WORK TO COMPLETE> Quote the entries word for word. Omit the pictures.

[start STORED ROWS]

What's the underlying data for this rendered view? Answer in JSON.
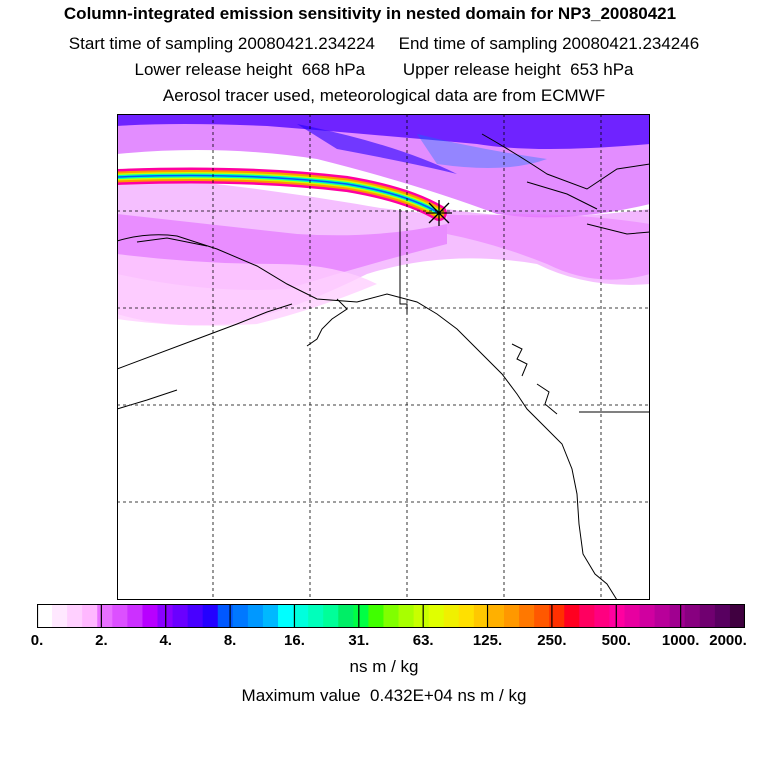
{
  "header": {
    "title": "Column-integrated emission sensitivity in nested domain for NP3_20080421",
    "sampling_line": "Start time of sampling 20080421.234224     End time of sampling 20080421.234246",
    "release_line": "Lower release height  668 hPa        Upper release height  653 hPa",
    "tracer_line": "Aerosol tracer used, meteorological data are from ECMWF"
  },
  "colorbar": {
    "tick_labels": [
      "0.",
      "2.",
      "4.",
      "8.",
      "16.",
      "31.",
      "63.",
      "125.",
      "250.",
      "500.",
      "1000.",
      "2000."
    ],
    "colors": [
      "#ffffff",
      "#ffe8ff",
      "#ffd0ff",
      "#ffb8ff",
      "#e870ff",
      "#dc50ff",
      "#cc30ff",
      "#b800ff",
      "#8a00ff",
      "#6a00ff",
      "#4800ff",
      "#2400ff",
      "#0058ff",
      "#0078ff",
      "#0098ff",
      "#00b8ff",
      "#00ffff",
      "#00ffdd",
      "#00ffbb",
      "#00ff99",
      "#00ee66",
      "#00ff44",
      "#40ff00",
      "#80ff00",
      "#a8ff00",
      "#c8ff00",
      "#e0ff00",
      "#f0f000",
      "#ffe000",
      "#ffc800",
      "#ffb000",
      "#ff9800",
      "#ff7800",
      "#ff5800",
      "#ff3000",
      "#ff0020",
      "#ff0060",
      "#ff0080",
      "#ff00a0",
      "#e800a0",
      "#d000a0",
      "#b8009a",
      "#a00090",
      "#880080",
      "#700070",
      "#580060",
      "#400040"
    ],
    "units": "ns m / kg"
  },
  "max_value_label": "Maximum value  0.432E+04 ns m / kg",
  "map": {
    "receptor_marker": "asterisk",
    "projection_grid": "dashed lat-lon grid"
  }
}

[end STORED ROWS]

ANSWER TO THIS PROBLEM>
What's the underlying data for this rendered view? Answer in JSON.
{
  "header": {
    "title": "Column-integrated emission sensitivity in nested domain for NP3_20080421",
    "sampling_line": "Start time of sampling 20080421.234224     End time of sampling 20080421.234246",
    "release_line": "Lower release height  668 hPa        Upper release height  653 hPa",
    "tracer_line": "Aerosol tracer used, meteorological data are from ECMWF"
  },
  "colorbar": {
    "tick_labels": [
      "0.",
      "2.",
      "4.",
      "8.",
      "16.",
      "31.",
      "63.",
      "125.",
      "250.",
      "500.",
      "1000.",
      "2000."
    ],
    "colors": [
      "#ffffff",
      "#ffe8ff",
      "#ffd0ff",
      "#ffb8ff",
      "#e870ff",
      "#dc50ff",
      "#cc30ff",
      "#b800ff",
      "#8a00ff",
      "#6a00ff",
      "#4800ff",
      "#2400ff",
      "#0058ff",
      "#0078ff",
      "#0098ff",
      "#00b8ff",
      "#00ffff",
      "#00ffdd",
      "#00ffbb",
      "#00ff99",
      "#00ee66",
      "#00ff44",
      "#40ff00",
      "#80ff00",
      "#a8ff00",
      "#c8ff00",
      "#e0ff00",
      "#f0f000",
      "#ffe000",
      "#ffc800",
      "#ffb000",
      "#ff9800",
      "#ff7800",
      "#ff5800",
      "#ff3000",
      "#ff0020",
      "#ff0060",
      "#ff0080",
      "#ff00a0",
      "#e800a0",
      "#d000a0",
      "#b8009a",
      "#a00090",
      "#880080",
      "#700070",
      "#580060",
      "#400040"
    ],
    "units": "ns m / kg"
  },
  "max_value_label": "Maximum value  0.432E+04 ns m / kg",
  "map": {
    "receptor_marker": "asterisk",
    "projection_grid": "dashed lat-lon grid"
  }
}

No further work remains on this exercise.